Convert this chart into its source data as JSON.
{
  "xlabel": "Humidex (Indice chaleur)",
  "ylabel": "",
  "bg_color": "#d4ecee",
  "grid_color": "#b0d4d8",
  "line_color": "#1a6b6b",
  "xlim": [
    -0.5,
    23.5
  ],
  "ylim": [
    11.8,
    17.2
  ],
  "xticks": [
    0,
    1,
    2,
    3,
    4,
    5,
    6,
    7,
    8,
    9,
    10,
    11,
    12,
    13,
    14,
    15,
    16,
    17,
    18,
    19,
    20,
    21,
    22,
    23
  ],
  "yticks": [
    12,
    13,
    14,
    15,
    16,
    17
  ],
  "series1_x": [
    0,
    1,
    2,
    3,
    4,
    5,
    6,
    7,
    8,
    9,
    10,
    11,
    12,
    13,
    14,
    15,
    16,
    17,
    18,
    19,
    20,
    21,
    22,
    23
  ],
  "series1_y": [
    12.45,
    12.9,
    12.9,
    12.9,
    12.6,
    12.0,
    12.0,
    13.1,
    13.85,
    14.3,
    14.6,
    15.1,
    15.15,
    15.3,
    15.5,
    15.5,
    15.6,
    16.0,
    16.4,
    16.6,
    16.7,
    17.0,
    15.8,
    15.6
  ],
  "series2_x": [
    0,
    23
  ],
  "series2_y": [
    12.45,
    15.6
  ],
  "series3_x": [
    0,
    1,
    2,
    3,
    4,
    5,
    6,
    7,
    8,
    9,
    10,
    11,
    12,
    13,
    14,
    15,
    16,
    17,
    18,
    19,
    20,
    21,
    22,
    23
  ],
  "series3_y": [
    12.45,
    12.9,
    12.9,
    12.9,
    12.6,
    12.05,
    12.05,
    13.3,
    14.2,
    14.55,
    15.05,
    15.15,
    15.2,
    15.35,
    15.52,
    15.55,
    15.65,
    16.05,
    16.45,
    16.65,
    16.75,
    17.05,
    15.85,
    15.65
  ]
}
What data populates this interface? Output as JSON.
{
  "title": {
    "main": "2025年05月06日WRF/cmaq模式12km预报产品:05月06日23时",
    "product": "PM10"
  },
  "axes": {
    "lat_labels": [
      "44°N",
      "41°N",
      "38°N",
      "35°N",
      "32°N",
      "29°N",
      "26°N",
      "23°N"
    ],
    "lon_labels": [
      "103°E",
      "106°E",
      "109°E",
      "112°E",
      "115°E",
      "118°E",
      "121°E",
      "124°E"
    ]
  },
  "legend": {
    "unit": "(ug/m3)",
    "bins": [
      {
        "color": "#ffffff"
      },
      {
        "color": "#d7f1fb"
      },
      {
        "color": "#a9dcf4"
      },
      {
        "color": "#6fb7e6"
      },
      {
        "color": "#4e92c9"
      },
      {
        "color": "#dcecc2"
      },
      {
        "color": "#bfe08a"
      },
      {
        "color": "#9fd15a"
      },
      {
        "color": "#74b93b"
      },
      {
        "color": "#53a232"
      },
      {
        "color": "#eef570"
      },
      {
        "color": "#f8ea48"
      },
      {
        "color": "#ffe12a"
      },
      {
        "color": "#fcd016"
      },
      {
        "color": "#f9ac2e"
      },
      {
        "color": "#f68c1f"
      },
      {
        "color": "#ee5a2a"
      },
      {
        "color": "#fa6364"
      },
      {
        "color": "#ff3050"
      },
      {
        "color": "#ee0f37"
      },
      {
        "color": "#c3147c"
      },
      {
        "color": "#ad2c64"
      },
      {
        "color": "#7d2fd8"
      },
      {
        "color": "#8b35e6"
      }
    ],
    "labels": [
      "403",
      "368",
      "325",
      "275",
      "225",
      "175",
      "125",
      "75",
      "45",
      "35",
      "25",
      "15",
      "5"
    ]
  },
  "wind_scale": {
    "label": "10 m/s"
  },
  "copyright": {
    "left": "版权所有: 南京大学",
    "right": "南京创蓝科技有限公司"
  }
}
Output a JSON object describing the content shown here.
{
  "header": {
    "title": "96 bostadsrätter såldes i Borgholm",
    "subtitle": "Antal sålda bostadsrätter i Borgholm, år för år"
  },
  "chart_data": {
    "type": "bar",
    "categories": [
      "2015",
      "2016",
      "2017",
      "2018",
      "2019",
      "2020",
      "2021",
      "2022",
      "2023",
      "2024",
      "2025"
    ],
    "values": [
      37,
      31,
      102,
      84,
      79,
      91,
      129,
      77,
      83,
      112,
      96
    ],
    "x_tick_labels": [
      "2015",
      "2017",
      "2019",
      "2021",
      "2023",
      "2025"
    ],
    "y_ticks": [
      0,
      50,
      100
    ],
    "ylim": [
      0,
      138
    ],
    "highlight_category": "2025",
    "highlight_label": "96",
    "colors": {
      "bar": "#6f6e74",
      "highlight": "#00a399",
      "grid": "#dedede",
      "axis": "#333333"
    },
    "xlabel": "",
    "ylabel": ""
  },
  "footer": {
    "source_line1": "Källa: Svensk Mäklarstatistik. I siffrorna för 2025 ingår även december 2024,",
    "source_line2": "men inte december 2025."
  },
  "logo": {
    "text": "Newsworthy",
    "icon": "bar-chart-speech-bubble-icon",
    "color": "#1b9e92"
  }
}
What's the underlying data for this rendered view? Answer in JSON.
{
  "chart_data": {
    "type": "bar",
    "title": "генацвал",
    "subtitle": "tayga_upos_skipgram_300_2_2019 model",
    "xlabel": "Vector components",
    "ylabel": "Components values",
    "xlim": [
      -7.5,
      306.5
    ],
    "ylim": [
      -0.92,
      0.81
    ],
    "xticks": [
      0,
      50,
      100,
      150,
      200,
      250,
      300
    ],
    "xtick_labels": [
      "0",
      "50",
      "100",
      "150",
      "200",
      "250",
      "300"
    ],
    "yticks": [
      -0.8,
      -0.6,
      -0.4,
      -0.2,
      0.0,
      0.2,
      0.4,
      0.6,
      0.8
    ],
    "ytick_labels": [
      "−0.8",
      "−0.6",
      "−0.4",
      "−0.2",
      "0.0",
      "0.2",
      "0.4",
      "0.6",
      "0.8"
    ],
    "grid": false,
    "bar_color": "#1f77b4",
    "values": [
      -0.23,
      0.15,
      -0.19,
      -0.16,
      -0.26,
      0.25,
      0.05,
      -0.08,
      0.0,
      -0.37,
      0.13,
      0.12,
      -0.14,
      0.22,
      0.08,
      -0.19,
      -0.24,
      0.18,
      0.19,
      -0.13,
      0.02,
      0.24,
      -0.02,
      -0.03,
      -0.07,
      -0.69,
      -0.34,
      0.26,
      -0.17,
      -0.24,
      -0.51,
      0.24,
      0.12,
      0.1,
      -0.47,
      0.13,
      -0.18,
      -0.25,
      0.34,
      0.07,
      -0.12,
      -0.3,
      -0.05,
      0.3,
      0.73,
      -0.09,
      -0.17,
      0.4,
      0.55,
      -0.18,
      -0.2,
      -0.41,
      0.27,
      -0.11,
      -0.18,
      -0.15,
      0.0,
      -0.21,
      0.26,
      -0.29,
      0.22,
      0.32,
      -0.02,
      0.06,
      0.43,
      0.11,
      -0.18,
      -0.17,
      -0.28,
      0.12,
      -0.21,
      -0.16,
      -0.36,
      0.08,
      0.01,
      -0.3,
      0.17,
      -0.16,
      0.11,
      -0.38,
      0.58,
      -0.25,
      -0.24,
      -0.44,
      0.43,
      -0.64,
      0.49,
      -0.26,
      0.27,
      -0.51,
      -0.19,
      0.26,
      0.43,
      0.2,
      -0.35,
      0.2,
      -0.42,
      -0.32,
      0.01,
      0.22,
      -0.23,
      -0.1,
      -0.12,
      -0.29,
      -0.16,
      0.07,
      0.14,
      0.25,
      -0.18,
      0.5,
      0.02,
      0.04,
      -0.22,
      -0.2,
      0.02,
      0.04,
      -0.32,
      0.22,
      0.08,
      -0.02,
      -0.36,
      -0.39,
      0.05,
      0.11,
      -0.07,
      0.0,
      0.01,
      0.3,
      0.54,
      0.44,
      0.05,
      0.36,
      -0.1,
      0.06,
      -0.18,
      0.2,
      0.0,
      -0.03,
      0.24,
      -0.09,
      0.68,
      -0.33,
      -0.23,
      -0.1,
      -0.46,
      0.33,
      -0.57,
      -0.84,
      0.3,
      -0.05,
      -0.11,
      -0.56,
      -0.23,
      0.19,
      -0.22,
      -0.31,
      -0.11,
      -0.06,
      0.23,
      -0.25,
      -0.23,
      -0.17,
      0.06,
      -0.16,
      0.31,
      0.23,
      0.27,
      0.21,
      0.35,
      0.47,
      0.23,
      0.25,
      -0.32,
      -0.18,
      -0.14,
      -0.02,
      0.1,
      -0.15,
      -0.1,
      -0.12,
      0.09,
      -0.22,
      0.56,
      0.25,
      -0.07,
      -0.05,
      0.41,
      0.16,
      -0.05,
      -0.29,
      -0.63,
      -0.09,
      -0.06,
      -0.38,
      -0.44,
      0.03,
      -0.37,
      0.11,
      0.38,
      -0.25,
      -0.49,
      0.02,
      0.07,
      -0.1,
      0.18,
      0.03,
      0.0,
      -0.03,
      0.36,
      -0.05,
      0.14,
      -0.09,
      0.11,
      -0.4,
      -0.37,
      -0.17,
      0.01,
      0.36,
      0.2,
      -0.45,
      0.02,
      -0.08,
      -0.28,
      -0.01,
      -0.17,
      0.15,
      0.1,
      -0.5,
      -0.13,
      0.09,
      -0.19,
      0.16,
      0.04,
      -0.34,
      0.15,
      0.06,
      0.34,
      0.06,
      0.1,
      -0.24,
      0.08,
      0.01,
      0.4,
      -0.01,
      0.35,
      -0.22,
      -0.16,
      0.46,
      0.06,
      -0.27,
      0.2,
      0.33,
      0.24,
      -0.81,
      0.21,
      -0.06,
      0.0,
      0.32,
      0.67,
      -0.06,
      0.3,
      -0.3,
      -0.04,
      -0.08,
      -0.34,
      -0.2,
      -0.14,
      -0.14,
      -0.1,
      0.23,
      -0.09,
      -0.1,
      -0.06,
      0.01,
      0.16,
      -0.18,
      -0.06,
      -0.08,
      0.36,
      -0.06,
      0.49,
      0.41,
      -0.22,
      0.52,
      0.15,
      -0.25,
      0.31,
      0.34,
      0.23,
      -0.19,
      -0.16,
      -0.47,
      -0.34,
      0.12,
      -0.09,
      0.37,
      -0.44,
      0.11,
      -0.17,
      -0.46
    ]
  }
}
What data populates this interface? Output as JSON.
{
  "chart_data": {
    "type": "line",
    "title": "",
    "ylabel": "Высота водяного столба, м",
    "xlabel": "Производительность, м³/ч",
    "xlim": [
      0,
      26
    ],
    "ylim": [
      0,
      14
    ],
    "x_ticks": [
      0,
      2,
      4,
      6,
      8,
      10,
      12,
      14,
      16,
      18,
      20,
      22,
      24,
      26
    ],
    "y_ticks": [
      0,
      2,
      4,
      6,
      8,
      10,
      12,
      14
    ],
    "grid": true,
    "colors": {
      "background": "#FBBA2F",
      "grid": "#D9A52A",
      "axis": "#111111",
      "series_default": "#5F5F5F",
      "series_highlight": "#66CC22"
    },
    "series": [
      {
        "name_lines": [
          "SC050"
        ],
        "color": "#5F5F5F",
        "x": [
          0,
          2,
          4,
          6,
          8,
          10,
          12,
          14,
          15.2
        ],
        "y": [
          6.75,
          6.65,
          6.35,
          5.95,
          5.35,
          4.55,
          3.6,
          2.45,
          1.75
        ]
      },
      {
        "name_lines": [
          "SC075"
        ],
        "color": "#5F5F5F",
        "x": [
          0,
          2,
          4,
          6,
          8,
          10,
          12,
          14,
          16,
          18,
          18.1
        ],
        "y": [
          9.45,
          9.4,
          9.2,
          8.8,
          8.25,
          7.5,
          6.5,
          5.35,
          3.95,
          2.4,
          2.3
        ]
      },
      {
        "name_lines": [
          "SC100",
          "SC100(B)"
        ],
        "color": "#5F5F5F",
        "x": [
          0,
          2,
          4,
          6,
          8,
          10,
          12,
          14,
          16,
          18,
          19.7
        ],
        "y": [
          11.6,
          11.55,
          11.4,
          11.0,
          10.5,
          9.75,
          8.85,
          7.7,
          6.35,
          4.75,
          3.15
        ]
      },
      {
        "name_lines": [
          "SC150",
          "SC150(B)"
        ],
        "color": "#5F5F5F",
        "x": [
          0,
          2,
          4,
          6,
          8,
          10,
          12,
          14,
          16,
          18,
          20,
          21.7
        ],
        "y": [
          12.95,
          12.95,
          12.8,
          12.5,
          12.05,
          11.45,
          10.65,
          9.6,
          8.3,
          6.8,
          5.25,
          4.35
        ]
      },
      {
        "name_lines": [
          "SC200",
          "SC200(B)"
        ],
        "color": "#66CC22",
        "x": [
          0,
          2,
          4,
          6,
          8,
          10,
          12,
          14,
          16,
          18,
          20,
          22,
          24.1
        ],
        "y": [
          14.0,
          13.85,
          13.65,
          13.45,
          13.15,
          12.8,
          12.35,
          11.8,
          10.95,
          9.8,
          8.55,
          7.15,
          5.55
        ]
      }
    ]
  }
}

+++

What is expected:
In the listing above, count each line that holds the string "JSON". Give the number only.

Written response:
5